* BEGIN Input data *

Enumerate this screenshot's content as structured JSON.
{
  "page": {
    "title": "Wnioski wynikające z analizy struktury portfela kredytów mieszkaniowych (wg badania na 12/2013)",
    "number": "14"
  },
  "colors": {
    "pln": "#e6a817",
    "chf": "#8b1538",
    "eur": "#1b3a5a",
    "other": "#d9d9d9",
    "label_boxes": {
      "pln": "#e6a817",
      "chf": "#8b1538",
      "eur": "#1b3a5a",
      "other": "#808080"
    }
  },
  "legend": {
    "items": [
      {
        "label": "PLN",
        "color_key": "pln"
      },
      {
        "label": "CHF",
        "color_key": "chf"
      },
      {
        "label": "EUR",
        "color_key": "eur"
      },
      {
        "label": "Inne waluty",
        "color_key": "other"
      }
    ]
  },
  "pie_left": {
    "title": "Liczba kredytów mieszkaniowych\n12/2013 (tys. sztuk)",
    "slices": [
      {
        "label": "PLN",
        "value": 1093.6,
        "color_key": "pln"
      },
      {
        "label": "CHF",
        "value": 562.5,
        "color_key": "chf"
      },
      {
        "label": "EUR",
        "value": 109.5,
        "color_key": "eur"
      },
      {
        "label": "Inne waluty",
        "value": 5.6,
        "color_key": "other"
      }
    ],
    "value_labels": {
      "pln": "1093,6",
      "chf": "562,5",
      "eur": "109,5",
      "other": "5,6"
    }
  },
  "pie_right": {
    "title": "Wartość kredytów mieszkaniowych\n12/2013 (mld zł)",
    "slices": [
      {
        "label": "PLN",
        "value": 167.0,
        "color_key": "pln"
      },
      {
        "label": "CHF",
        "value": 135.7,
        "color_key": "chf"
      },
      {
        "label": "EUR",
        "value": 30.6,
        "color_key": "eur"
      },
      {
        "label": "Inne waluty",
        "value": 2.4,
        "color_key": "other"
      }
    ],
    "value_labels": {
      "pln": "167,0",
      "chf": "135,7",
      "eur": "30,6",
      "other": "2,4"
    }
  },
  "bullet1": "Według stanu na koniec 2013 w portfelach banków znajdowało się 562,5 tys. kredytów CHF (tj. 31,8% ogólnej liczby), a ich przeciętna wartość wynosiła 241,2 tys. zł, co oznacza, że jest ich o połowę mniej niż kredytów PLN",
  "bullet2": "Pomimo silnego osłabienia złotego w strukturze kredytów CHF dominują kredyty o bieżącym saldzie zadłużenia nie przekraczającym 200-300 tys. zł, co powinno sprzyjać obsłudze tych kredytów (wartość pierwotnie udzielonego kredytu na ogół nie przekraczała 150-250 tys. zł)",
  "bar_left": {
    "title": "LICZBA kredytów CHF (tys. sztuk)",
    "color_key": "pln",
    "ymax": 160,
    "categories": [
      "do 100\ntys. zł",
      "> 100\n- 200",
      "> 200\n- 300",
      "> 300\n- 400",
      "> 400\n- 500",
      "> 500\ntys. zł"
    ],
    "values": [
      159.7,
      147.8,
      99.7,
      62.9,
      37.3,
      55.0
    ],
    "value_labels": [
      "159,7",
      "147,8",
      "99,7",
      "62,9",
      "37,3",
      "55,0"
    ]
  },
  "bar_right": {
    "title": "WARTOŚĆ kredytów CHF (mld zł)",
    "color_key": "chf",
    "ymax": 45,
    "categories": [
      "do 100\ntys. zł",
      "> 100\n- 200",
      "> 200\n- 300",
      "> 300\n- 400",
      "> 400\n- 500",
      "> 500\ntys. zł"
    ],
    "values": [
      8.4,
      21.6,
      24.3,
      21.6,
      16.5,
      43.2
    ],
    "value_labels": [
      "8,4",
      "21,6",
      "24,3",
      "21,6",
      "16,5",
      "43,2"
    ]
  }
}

* END Input data *

Using the data above, print every record exactly as shown.

Enumerate this screenshot's content as structured JSON.
{
  "page": {
    "title": "Wnioski wynikające z analizy struktury portfela kredytów mieszkaniowych (wg badania na 12/2013)",
    "number": "14"
  },
  "colors": {
    "pln": "#e6a817",
    "chf": "#8b1538",
    "eur": "#1b3a5a",
    "other": "#d9d9d9",
    "label_boxes": {
      "pln": "#e6a817",
      "chf": "#8b1538",
      "eur": "#1b3a5a",
      "other": "#808080"
    }
  },
  "legend": {
    "items": [
      {
        "label": "PLN",
        "color_key": "pln"
      },
      {
        "label": "CHF",
        "color_key": "chf"
      },
      {
        "label": "EUR",
        "color_key": "eur"
      },
      {
        "label": "Inne waluty",
        "color_key": "other"
      }
    ]
  },
  "pie_left": {
    "title": "Liczba kredytów mieszkaniowych\n12/2013 (tys. sztuk)",
    "slices": [
      {
        "label": "PLN",
        "value": 1093.6,
        "color_key": "pln"
      },
      {
        "label": "CHF",
        "value": 562.5,
        "color_key": "chf"
      },
      {
        "label": "EUR",
        "value": 109.5,
        "color_key": "eur"
      },
      {
        "label": "Inne waluty",
        "value": 5.6,
        "color_key": "other"
      }
    ],
    "value_labels": {
      "pln": "1093,6",
      "chf": "562,5",
      "eur": "109,5",
      "other": "5,6"
    }
  },
  "pie_right": {
    "title": "Wartość kredytów mieszkaniowych\n12/2013 (mld zł)",
    "slices": [
      {
        "label": "PLN",
        "value": 167.0,
        "color_key": "pln"
      },
      {
        "label": "CHF",
        "value": 135.7,
        "color_key": "chf"
      },
      {
        "label": "EUR",
        "value": 30.6,
        "color_key": "eur"
      },
      {
        "label": "Inne waluty",
        "value": 2.4,
        "color_key": "other"
      }
    ],
    "value_labels": {
      "pln": "167,0",
      "chf": "135,7",
      "eur": "30,6",
      "other": "2,4"
    }
  },
  "bullet1": "Według stanu na koniec 2013 w portfelach banków znajdowało się 562,5 tys. kredytów CHF (tj. 31,8% ogólnej liczby), a ich przeciętna wartość wynosiła 241,2 tys. zł, co oznacza, że jest ich o połowę mniej niż kredytów PLN",
  "bullet2": "Pomimo silnego osłabienia złotego w strukturze kredytów CHF dominują kredyty o bieżącym saldzie zadłużenia nie przekraczającym 200-300 tys. zł, co powinno sprzyjać obsłudze tych kredytów (wartość pierwotnie udzielonego kredytu na ogół nie przekraczała 150-250 tys. zł)",
  "bar_left": {
    "title": "LICZBA kredytów CHF (tys. sztuk)",
    "color_key": "pln",
    "ymax": 160,
    "categories": [
      "do 100\ntys. zł",
      "> 100\n- 200",
      "> 200\n- 300",
      "> 300\n- 400",
      "> 400\n- 500",
      "> 500\ntys. zł"
    ],
    "values": [
      159.7,
      147.8,
      99.7,
      62.9,
      37.3,
      55.0
    ],
    "value_labels": [
      "159,7",
      "147,8",
      "99,7",
      "62,9",
      "37,3",
      "55,0"
    ]
  },
  "bar_right": {
    "title": "WARTOŚĆ kredytów CHF (mld zł)",
    "color_key": "chf",
    "ymax": 45,
    "categories": [
      "do 100\ntys. zł",
      "> 100\n- 200",
      "> 200\n- 300",
      "> 300\n- 400",
      "> 400\n- 500",
      "> 500\ntys. zł"
    ],
    "values": [
      8.4,
      21.6,
      24.3,
      21.6,
      16.5,
      43.2
    ],
    "value_labels": [
      "8,4",
      "21,6",
      "24,3",
      "21,6",
      "16,5",
      "43,2"
    ]
  }
}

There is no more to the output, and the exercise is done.